Stored items:
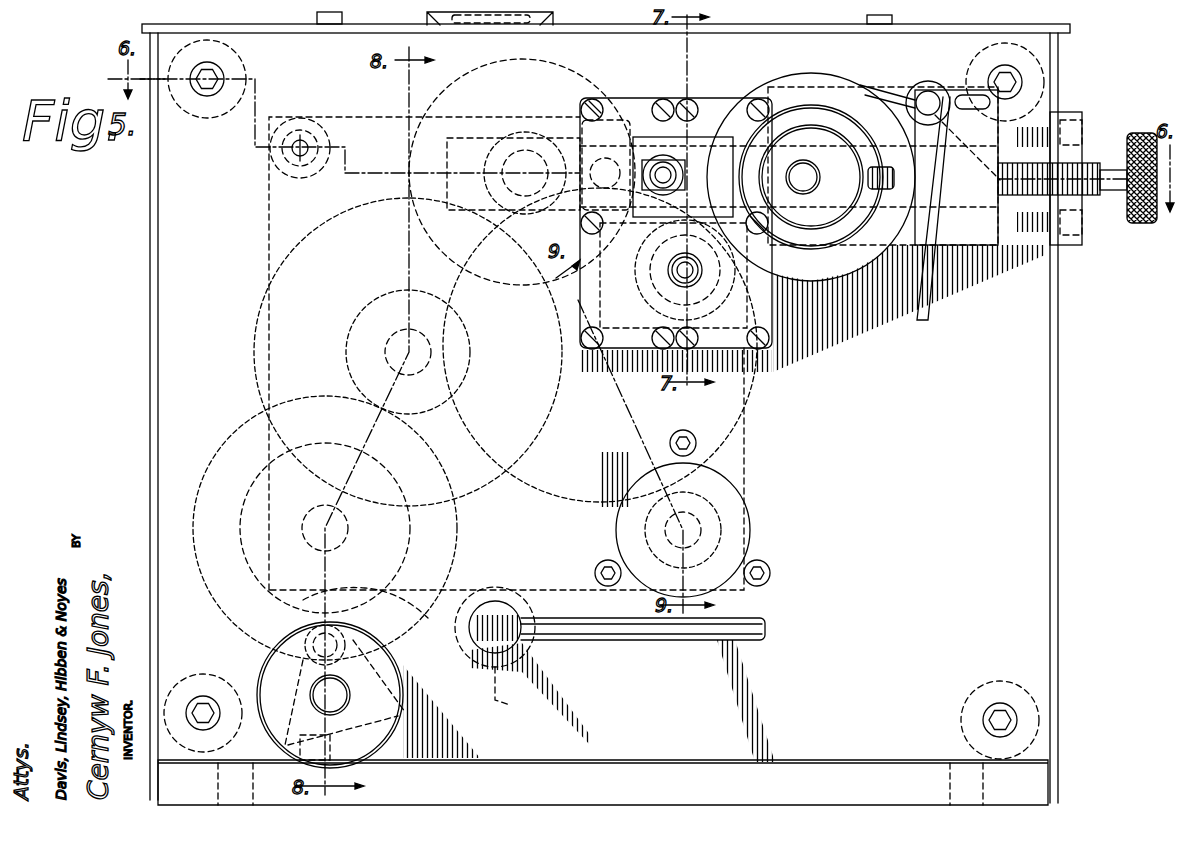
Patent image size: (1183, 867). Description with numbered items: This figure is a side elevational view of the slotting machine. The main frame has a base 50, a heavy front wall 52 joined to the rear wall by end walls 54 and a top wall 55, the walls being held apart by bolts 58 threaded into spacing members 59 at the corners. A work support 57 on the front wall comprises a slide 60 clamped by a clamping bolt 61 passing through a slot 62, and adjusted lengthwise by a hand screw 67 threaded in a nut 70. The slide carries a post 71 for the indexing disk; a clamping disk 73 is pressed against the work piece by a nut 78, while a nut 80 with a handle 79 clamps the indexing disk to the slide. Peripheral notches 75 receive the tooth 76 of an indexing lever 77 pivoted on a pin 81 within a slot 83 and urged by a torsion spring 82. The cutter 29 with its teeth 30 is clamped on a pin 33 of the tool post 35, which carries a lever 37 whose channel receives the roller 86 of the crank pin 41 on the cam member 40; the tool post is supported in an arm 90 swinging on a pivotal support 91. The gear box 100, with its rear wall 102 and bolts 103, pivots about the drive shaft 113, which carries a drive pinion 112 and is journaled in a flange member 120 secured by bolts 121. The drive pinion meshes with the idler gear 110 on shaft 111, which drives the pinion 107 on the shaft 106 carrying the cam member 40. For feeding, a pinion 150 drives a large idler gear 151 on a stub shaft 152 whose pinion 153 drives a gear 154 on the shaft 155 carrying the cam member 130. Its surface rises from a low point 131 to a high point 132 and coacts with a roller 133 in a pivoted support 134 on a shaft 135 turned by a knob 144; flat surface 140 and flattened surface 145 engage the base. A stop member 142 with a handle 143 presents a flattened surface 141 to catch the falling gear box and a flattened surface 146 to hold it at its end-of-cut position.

The cutter 29 is at (683, 262).
The teeth 30 is at (668, 165).
The pin 33 is at (660, 170).
The tool post 35 is at (690, 160).
The lever 37 is at (462, 160).
The cam member 40 is at (585, 95).
The crank pin 41 is at (578, 118).
The base 50 is at (705, 772).
The front wall 52 is at (1012, 437).
The end walls 54 is at (150, 355).
The top wall 55 is at (940, 85).
The work support 57 is at (864, 272).
The bolts 58 is at (207, 82).
The spacing members 59 is at (237, 105).
The slide 60 is at (985, 240).
The clamping bolt 61 is at (888, 160).
The slot 62 is at (945, 170).
The hand screw 67 is at (1100, 195).
The nut 70 is at (1068, 245).
The post 71 is at (803, 192).
The clamping disk 73 is at (822, 272).
The peripheral notches 75 is at (770, 300).
The tooth 76 is at (932, 188).
The indexing lever 77 is at (928, 308).
The nut 78 is at (850, 225).
The handle 79 is at (868, 178).
The nut 80 is at (840, 222).
The pin 81 is at (926, 100).
The torsion spring 82 is at (900, 90).
The slot 83 is at (960, 97).
The roller 86 is at (590, 140).
The arm 90 is at (673, 275).
The pivotal support 91 is at (648, 285).
The gear box 100 is at (750, 453).
The rear wall 102 is at (318, 128).
The bolts 103 is at (300, 140).
The shaft 106 is at (440, 230).
The pinion 107 is at (410, 173).
The idler gear 110 is at (580, 505).
The shaft 111 is at (612, 400).
The drive pinion 112 is at (722, 508).
The drive shaft 113 is at (712, 530).
The flange member 120 is at (725, 578).
The bolts 121 is at (771, 573).
The cam member 130 is at (213, 448).
The low point 131 is at (345, 598).
The high point 132 is at (325, 592).
The roller 133 is at (368, 645).
The pivoted support 134 is at (406, 672).
The shaft 135 is at (343, 700).
The flat surface 140 is at (412, 705).
The flattened surface 141 is at (480, 600).
The stop member 142 is at (526, 600).
The handle 143 is at (587, 632).
The knob 144 is at (385, 735).
The flattened surface 145 is at (315, 743).
The flattened surface 146 is at (500, 704).
The pinion 150 is at (545, 437).
The idler gear 151 is at (252, 334).
The stub shaft 152 is at (380, 292).
The pinion 153 is at (348, 338).
The gear 154 is at (240, 413).
The shaft 155 is at (313, 514).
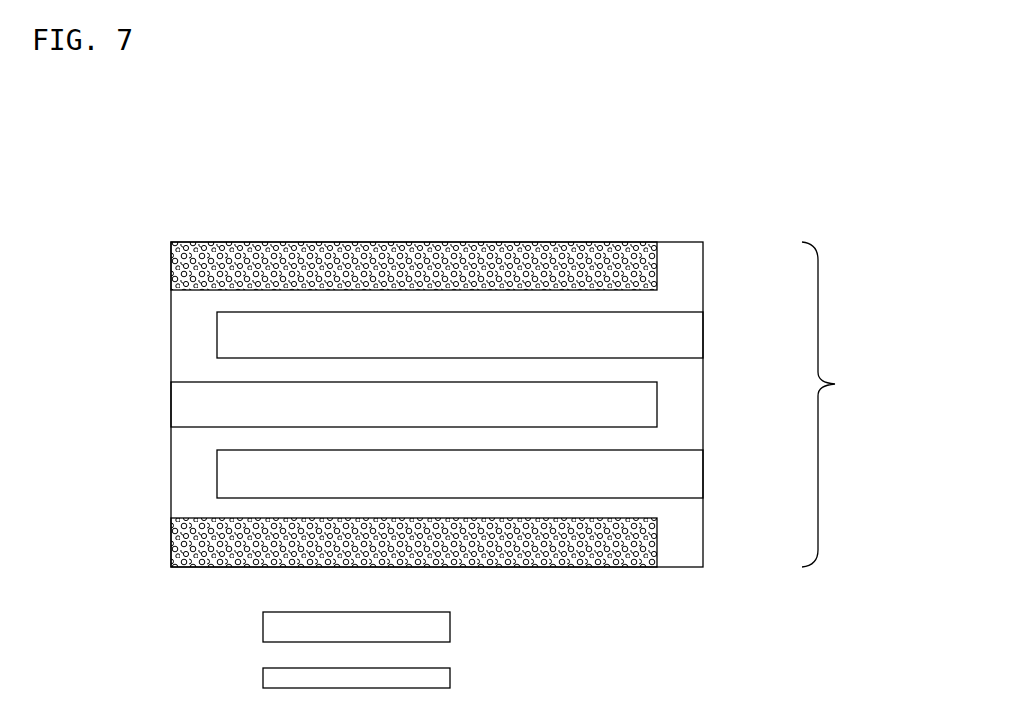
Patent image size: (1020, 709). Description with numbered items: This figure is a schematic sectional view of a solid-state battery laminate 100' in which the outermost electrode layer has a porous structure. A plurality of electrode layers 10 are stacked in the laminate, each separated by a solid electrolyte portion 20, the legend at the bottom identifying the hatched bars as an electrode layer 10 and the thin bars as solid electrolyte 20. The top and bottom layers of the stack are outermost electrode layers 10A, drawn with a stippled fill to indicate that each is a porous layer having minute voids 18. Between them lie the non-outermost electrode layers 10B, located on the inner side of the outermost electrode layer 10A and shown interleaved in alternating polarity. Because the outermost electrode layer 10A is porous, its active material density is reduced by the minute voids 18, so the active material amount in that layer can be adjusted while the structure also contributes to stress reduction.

The solid-state battery laminate 100' is at (430, 335).
The minute voids 18 is at (590, 250).
The outermost electrode layer 10A is at (660, 262).
The non-outermost electrode layer 10B is at (690, 333).
The electrode layer 10 is at (440, 628).
The solid electrolyte portion 20 is at (440, 680).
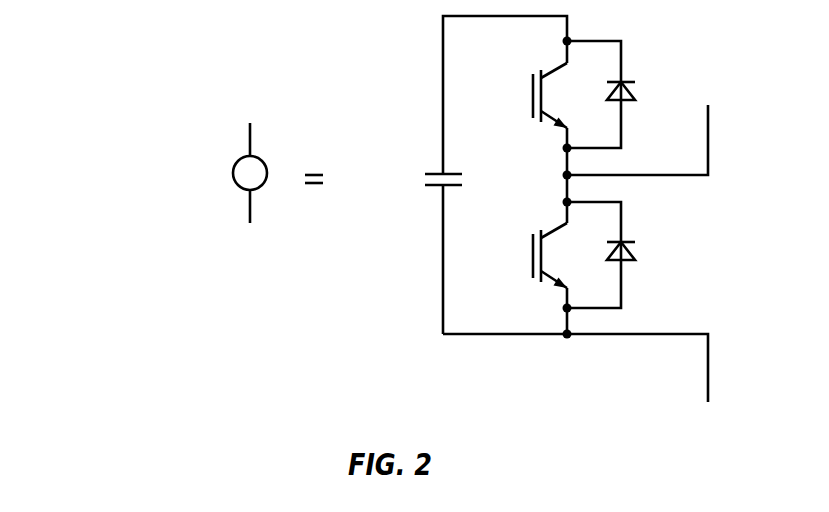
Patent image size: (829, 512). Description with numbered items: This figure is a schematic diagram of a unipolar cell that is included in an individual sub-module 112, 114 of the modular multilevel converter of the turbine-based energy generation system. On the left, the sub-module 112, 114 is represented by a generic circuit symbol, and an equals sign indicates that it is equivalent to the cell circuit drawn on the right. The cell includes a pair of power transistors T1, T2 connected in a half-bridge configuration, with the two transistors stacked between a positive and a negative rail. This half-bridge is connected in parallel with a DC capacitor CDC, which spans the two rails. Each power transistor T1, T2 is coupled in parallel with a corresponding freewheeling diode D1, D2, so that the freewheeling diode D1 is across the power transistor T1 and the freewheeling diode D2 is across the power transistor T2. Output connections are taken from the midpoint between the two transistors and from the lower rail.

The sub-module 112 is at (161, 173).
The sub-module 114 is at (177, 160).
The power transistor T1 is at (530, 95).
The power transistor T2 is at (530, 255).
The freewheeling diode D1 is at (619, 94).
The freewheeling diode D2 is at (619, 255).
The DC capacitor CDC is at (416, 185).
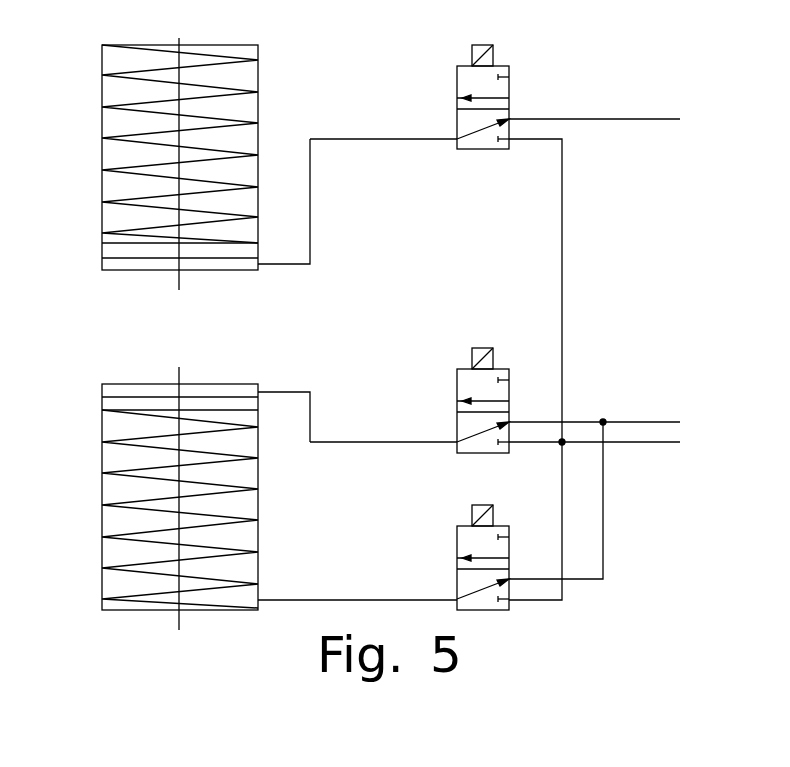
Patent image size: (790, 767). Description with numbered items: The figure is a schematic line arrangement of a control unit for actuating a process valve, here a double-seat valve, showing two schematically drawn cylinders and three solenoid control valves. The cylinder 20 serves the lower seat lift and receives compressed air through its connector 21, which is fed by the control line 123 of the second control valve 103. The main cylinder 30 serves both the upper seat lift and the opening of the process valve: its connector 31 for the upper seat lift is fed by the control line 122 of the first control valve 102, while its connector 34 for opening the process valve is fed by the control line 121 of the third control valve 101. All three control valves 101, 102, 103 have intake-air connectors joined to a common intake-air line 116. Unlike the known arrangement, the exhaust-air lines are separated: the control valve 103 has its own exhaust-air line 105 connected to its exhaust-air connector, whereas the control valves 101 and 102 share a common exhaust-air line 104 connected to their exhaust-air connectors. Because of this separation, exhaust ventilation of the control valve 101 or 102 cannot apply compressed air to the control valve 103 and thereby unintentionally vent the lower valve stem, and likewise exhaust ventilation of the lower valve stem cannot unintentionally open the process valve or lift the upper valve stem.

The cylinder 20 is at (112, 148).
The connector 21 is at (260, 267).
The main cylinder 30 is at (110, 465).
The connector 31 is at (260, 597).
The connector 34 is at (262, 388).
The control valve 101 is at (472, 385).
The control valve 102 is at (472, 547).
The control valve 103 is at (483, 143).
The exhaust-air line 104 is at (630, 422).
The exhaust-air line 105 is at (628, 119).
The intake-air line 116 is at (562, 256).
The control line 121 is at (385, 440).
The control line 122 is at (388, 600).
The control line 123 is at (398, 139).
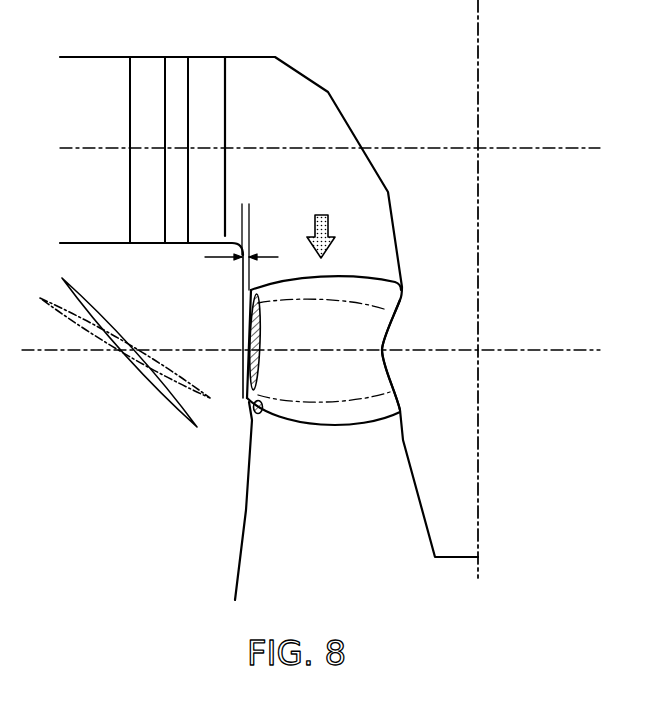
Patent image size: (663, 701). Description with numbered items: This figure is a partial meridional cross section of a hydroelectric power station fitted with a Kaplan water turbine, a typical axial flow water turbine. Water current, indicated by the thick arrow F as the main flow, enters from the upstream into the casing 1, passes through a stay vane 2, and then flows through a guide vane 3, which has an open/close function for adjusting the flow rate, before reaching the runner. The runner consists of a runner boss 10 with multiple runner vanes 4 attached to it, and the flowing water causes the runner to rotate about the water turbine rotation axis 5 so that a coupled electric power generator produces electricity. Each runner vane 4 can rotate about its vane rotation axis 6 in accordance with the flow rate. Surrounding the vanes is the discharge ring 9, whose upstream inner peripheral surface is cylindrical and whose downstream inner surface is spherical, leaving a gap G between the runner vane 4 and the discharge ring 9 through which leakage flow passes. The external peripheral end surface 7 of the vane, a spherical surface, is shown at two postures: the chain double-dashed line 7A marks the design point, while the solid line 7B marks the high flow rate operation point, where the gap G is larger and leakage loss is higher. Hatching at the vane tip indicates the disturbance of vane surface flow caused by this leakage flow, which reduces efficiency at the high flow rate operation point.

The casing 1 is at (35, 210).
The stay vane 2 is at (148, 64).
The guide vane 3 is at (205, 64).
The runner vane 4 is at (331, 430).
The water turbine rotation axis 5 is at (480, 105).
The vane rotation axis 6 is at (425, 346).
The external peripheral end surface 7 is at (249, 305).
The external peripheral end surface at design point posture 7A is at (80, 344).
The external peripheral end surface at high flow rate operation point posture 7B is at (140, 380).
The discharge ring 9 is at (243, 277).
The runner boss 10 is at (465, 490).
The gap G is at (247, 255).
The water current (main flow) F is at (328, 228).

> **Task statement**: Edit the part of the records that opens at their start and closes with the line containing "The pin 33 is at (660, 170)." by replacing "slotting machine" with "cutting machine", keeping everything else unchanged. Omit the pictures from your answer.

> **Expected answer**:
Patent image size: (1183, 867). Description with numbered items: This figure is a side elevational view of the cutting machine. The main frame has a base 50, a heavy front wall 52 joined to the rear wall by end walls 54 and a top wall 55, the walls being held apart by bolts 58 threaded into spacing members 59 at the corners. A work support 57 on the front wall comprises a slide 60 clamped by a clamping bolt 61 passing through a slot 62, and adjusted lengthwise by a hand screw 67 threaded in a nut 70. The slide carries a post 71 for the indexing disk; a clamping disk 73 is pressed against the work piece by a nut 78, while a nut 80 with a handle 79 clamps the indexing disk to the slide. Peripheral notches 75 receive the tooth 76 of an indexing lever 77 pivoted on a pin 81 within a slot 83 and urged by a torsion spring 82. The cutter 29 with its teeth 30 is clamped on a pin 33 of the tool post 35, which carries a lever 37 whose channel receives the roller 86 of the crank pin 41 on the cam member 40; the tool post is supported in an arm 90 swinging on a pivotal support 91. The gear box 100, with its rear wall 102 and bolts 103, pivots about the drive shaft 113, which carries a drive pinion 112 and is journaled in a flange member 120 secured by bolts 121. The drive pinion meshes with the idler gear 110 on shaft 111, which drives the pinion 107 on the shaft 106 carrying the cam member 40. For feeding, a pinion 150 drives a large idler gear 151 on a stub shaft 152 whose pinion 153 drives a gear 154 on the shaft 155 carrying the cam member 130. Its surface rises from a low point 131 to a high point 132 and coacts with a roller 133 in a pivoted support 134 on a shaft 135 turned by a knob 144; flat surface 140 and flattened surface 145 engage the base. A stop member 142 with a handle 143 presents a flattened surface 141 to catch the falling gear box and a flattened surface 146 to hold it at its end-of-cut position.

The cutter 29 is at (683, 262).
The teeth 30 is at (668, 165).
The pin 33 is at (660, 170).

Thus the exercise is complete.